(Stored data)

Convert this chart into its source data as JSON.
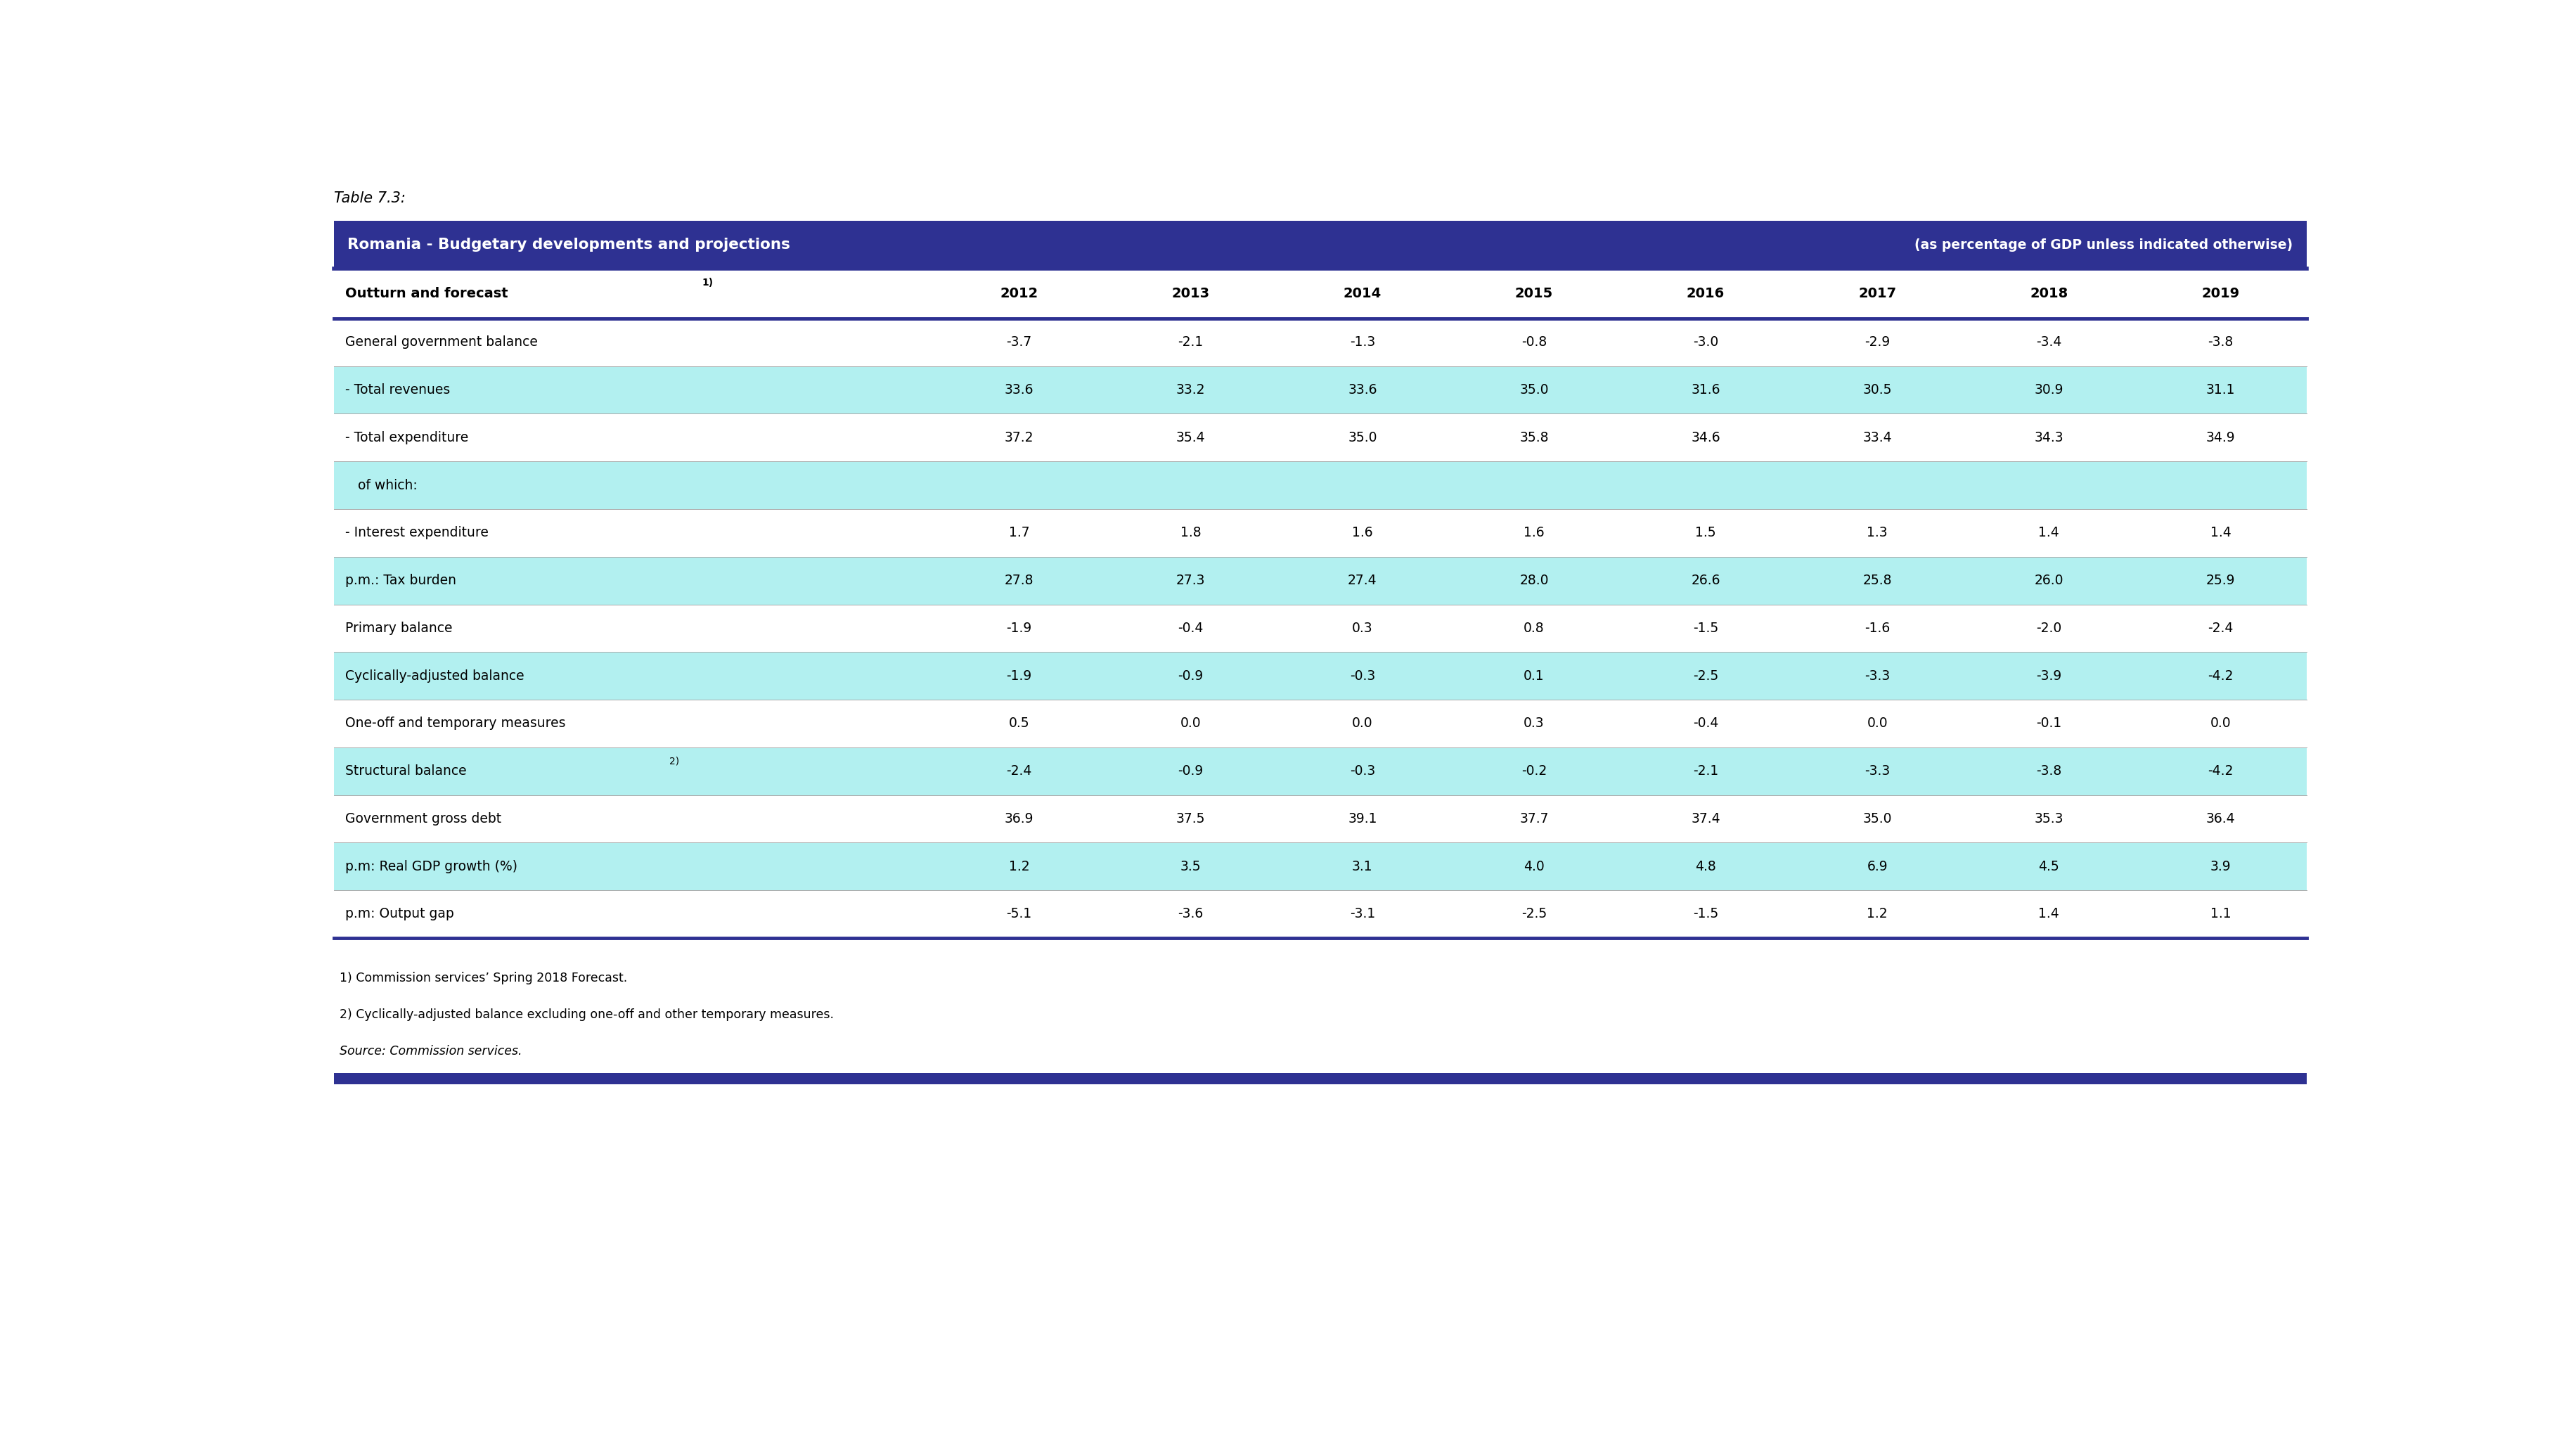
{
  "table_label": "Table 7.3:",
  "title_left": "Romania - Budgetary developments and projections",
  "title_right": "(as percentage of GDP unless indicated otherwise)",
  "years": [
    "2012",
    "2013",
    "2014",
    "2015",
    "2016",
    "2017",
    "2018",
    "2019"
  ],
  "rows": [
    {
      "label": "General government balance",
      "values": [
        "-3.7",
        "-2.1",
        "-1.3",
        "-0.8",
        "-3.0",
        "-2.9",
        "-3.4",
        "-3.8"
      ],
      "bg": "#ffffff",
      "indent": false
    },
    {
      "label": "- Total revenues",
      "values": [
        "33.6",
        "33.2",
        "33.6",
        "35.0",
        "31.6",
        "30.5",
        "30.9",
        "31.1"
      ],
      "bg": "#b2f0f0",
      "indent": false
    },
    {
      "label": "- Total expenditure",
      "values": [
        "37.2",
        "35.4",
        "35.0",
        "35.8",
        "34.6",
        "33.4",
        "34.3",
        "34.9"
      ],
      "bg": "#ffffff",
      "indent": false
    },
    {
      "label": "   of which:",
      "values": [
        "",
        "",
        "",
        "",
        "",
        "",
        "",
        ""
      ],
      "bg": "#b2f0f0",
      "indent": false
    },
    {
      "label": "- Interest expenditure",
      "values": [
        "1.7",
        "1.8",
        "1.6",
        "1.6",
        "1.5",
        "1.3",
        "1.4",
        "1.4"
      ],
      "bg": "#ffffff",
      "indent": false
    },
    {
      "label": "p.m.: Tax burden",
      "values": [
        "27.8",
        "27.3",
        "27.4",
        "28.0",
        "26.6",
        "25.8",
        "26.0",
        "25.9"
      ],
      "bg": "#b2f0f0",
      "indent": false
    },
    {
      "label": "Primary balance",
      "values": [
        "-1.9",
        "-0.4",
        "0.3",
        "0.8",
        "-1.5",
        "-1.6",
        "-2.0",
        "-2.4"
      ],
      "bg": "#ffffff",
      "indent": false
    },
    {
      "label": "Cyclically-adjusted balance",
      "values": [
        "-1.9",
        "-0.9",
        "-0.3",
        "0.1",
        "-2.5",
        "-3.3",
        "-3.9",
        "-4.2"
      ],
      "bg": "#b2f0f0",
      "indent": false
    },
    {
      "label": "One-off and temporary measures",
      "values": [
        "0.5",
        "0.0",
        "0.0",
        "0.3",
        "-0.4",
        "0.0",
        "-0.1",
        "0.0"
      ],
      "bg": "#ffffff",
      "indent": false
    },
    {
      "label": "Structural balance 2)",
      "values": [
        "-2.4",
        "-0.9",
        "-0.3",
        "-0.2",
        "-2.1",
        "-3.3",
        "-3.8",
        "-4.2"
      ],
      "bg": "#b2f0f0",
      "indent": false
    },
    {
      "label": "Government gross debt",
      "values": [
        "36.9",
        "37.5",
        "39.1",
        "37.7",
        "37.4",
        "35.0",
        "35.3",
        "36.4"
      ],
      "bg": "#ffffff",
      "indent": false
    },
    {
      "label": "p.m: Real GDP growth (%)",
      "values": [
        "1.2",
        "3.5",
        "3.1",
        "4.0",
        "4.8",
        "6.9",
        "4.5",
        "3.9"
      ],
      "bg": "#b2f0f0",
      "indent": false
    },
    {
      "label": "p.m: Output gap",
      "values": [
        "-5.1",
        "-3.6",
        "-3.1",
        "-2.5",
        "-1.5",
        "1.2",
        "1.4",
        "1.1"
      ],
      "bg": "#ffffff",
      "indent": false
    }
  ],
  "footnote1": "1) Commission services’ Spring 2018 Forecast.",
  "footnote2": "2) Cyclically-adjusted balance excluding one-off and other temporary measures.",
  "source": "Source: Commission services.",
  "dark_blue": "#2e3192",
  "light_blue": "#b2f0f0",
  "white": "#ffffff",
  "text_color": "#000000"
}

## WHAT IS ASKED:
Without the pictures, restate all the entries above exactly.

## CORRECT RESPONSE:
Convert this chart into its source data as JSON.
{
  "table_label": "Table 7.3:",
  "title_left": "Romania - Budgetary developments and projections",
  "title_right": "(as percentage of GDP unless indicated otherwise)",
  "years": [
    "2012",
    "2013",
    "2014",
    "2015",
    "2016",
    "2017",
    "2018",
    "2019"
  ],
  "rows": [
    {
      "label": "General government balance",
      "values": [
        "-3.7",
        "-2.1",
        "-1.3",
        "-0.8",
        "-3.0",
        "-2.9",
        "-3.4",
        "-3.8"
      ],
      "bg": "#ffffff",
      "indent": false
    },
    {
      "label": "- Total revenues",
      "values": [
        "33.6",
        "33.2",
        "33.6",
        "35.0",
        "31.6",
        "30.5",
        "30.9",
        "31.1"
      ],
      "bg": "#b2f0f0",
      "indent": false
    },
    {
      "label": "- Total expenditure",
      "values": [
        "37.2",
        "35.4",
        "35.0",
        "35.8",
        "34.6",
        "33.4",
        "34.3",
        "34.9"
      ],
      "bg": "#ffffff",
      "indent": false
    },
    {
      "label": "   of which:",
      "values": [
        "",
        "",
        "",
        "",
        "",
        "",
        "",
        ""
      ],
      "bg": "#b2f0f0",
      "indent": false
    },
    {
      "label": "- Interest expenditure",
      "values": [
        "1.7",
        "1.8",
        "1.6",
        "1.6",
        "1.5",
        "1.3",
        "1.4",
        "1.4"
      ],
      "bg": "#ffffff",
      "indent": false
    },
    {
      "label": "p.m.: Tax burden",
      "values": [
        "27.8",
        "27.3",
        "27.4",
        "28.0",
        "26.6",
        "25.8",
        "26.0",
        "25.9"
      ],
      "bg": "#b2f0f0",
      "indent": false
    },
    {
      "label": "Primary balance",
      "values": [
        "-1.9",
        "-0.4",
        "0.3",
        "0.8",
        "-1.5",
        "-1.6",
        "-2.0",
        "-2.4"
      ],
      "bg": "#ffffff",
      "indent": false
    },
    {
      "label": "Cyclically-adjusted balance",
      "values": [
        "-1.9",
        "-0.9",
        "-0.3",
        "0.1",
        "-2.5",
        "-3.3",
        "-3.9",
        "-4.2"
      ],
      "bg": "#b2f0f0",
      "indent": false
    },
    {
      "label": "One-off and temporary measures",
      "values": [
        "0.5",
        "0.0",
        "0.0",
        "0.3",
        "-0.4",
        "0.0",
        "-0.1",
        "0.0"
      ],
      "bg": "#ffffff",
      "indent": false
    },
    {
      "label": "Structural balance 2)",
      "values": [
        "-2.4",
        "-0.9",
        "-0.3",
        "-0.2",
        "-2.1",
        "-3.3",
        "-3.8",
        "-4.2"
      ],
      "bg": "#b2f0f0",
      "indent": false
    },
    {
      "label": "Government gross debt",
      "values": [
        "36.9",
        "37.5",
        "39.1",
        "37.7",
        "37.4",
        "35.0",
        "35.3",
        "36.4"
      ],
      "bg": "#ffffff",
      "indent": false
    },
    {
      "label": "p.m: Real GDP growth (%)",
      "values": [
        "1.2",
        "3.5",
        "3.1",
        "4.0",
        "4.8",
        "6.9",
        "4.5",
        "3.9"
      ],
      "bg": "#b2f0f0",
      "indent": false
    },
    {
      "label": "p.m: Output gap",
      "values": [
        "-5.1",
        "-3.6",
        "-3.1",
        "-2.5",
        "-1.5",
        "1.2",
        "1.4",
        "1.1"
      ],
      "bg": "#ffffff",
      "indent": false
    }
  ],
  "footnote1": "1) Commission services’ Spring 2018 Forecast.",
  "footnote2": "2) Cyclically-adjusted balance excluding one-off and other temporary measures.",
  "source": "Source: Commission services.",
  "dark_blue": "#2e3192",
  "light_blue": "#b2f0f0",
  "white": "#ffffff",
  "text_color": "#000000"
}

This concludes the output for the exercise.